■ **Data shown**:

════════════════

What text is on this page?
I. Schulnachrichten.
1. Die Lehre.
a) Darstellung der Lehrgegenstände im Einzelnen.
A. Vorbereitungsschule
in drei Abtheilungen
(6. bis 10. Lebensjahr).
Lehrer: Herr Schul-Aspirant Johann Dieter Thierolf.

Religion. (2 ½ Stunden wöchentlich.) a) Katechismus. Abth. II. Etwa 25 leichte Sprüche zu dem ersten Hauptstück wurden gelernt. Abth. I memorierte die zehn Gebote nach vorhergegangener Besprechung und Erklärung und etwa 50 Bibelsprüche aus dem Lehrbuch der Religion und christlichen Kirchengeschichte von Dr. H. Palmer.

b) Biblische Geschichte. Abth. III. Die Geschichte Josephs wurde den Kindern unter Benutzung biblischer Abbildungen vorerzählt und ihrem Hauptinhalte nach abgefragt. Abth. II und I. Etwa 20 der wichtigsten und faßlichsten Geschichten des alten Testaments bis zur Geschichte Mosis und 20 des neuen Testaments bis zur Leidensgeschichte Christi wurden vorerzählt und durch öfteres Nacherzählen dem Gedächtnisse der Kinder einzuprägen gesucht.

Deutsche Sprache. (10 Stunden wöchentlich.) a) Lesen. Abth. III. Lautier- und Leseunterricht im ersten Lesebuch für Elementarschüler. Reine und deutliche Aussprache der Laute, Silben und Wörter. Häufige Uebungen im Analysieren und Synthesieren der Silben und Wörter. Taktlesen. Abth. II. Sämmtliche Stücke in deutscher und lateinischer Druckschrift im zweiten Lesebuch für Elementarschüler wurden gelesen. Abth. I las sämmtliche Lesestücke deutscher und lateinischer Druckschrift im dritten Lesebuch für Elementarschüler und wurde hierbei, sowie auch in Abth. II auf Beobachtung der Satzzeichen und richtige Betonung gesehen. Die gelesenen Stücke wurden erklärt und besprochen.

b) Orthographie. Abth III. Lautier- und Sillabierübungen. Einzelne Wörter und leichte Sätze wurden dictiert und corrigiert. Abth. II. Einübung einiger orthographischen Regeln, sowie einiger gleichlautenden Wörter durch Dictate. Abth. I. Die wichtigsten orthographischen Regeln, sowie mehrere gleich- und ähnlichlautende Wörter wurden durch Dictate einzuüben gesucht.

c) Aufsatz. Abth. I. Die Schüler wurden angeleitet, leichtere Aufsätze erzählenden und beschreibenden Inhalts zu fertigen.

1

════════════════

■ **Short problem**:
Recopy the whole listing exactly.

■ **Response**:
What text is on this page?
I. Schulnachrichten.
1. Die Lehre.
a) Darstellung der Lehrgegenstände im Einzelnen.
A. Vorbereitungsschule
in drei Abtheilungen
(6. bis 10. Lebensjahr).
Lehrer: Herr Schul-Aspirant Johann Dieter Thierolf.

Religion. (2 ½ Stunden wöchentlich.) a) Katechismus. Abth. II. Etwa 25 leichte Sprüche zu dem ersten Hauptstück wurden gelernt. Abth. I memorierte die zehn Gebote nach vorhergegangener Besprechung und Erklärung und etwa 50 Bibelsprüche aus dem Lehrbuch der Religion und christlichen Kirchengeschichte von Dr. H. Palmer.

b) Biblische Geschichte. Abth. III. Die Geschichte Josephs wurde den Kindern unter Benutzung biblischer Abbildungen vorerzählt und ihrem Hauptinhalte nach abgefragt. Abth. II und I. Etwa 20 der wichtigsten und faßlichsten Geschichten des alten Testaments bis zur Geschichte Mosis und 20 des neuen Testaments bis zur Leidensgeschichte Christi wurden vorerzählt und durch öfteres Nacherzählen dem Gedächtnisse der Kinder einzuprägen gesucht.

Deutsche Sprache. (10 Stunden wöchentlich.) a) Lesen. Abth. III. Lautier- und Leseunterricht im ersten Lesebuch für Elementarschüler. Reine und deutliche Aussprache der Laute, Silben und Wörter. Häufige Uebungen im Analysieren und Synthesieren der Silben und Wörter. Taktlesen. Abth. II. Sämmtliche Stücke in deutscher und lateinischer Druckschrift im zweiten Lesebuch für Elementarschüler wurden gelesen. Abth. I las sämmtliche Lesestücke deutscher und lateinischer Druckschrift im dritten Lesebuch für Elementarschüler und wurde hierbei, sowie auch in Abth. II auf Beobachtung der Satzzeichen und richtige Betonung gesehen. Die gelesenen Stücke wurden erklärt und besprochen.

b) Orthographie. Abth III. Lautier- und Sillabierübungen. Einzelne Wörter und leichte Sätze wurden dictiert und corrigiert. Abth. II. Einübung einiger orthographischen Regeln, sowie einiger gleichlautenden Wörter durch Dictate. Abth. I. Die wichtigsten orthographischen Regeln, sowie mehrere gleich- und ähnlichlautende Wörter wurden durch Dictate einzuüben gesucht.

c) Aufsatz. Abth. I. Die Schüler wurden angeleitet, leichtere Aufsätze erzählenden und beschreibenden Inhalts zu fertigen.

1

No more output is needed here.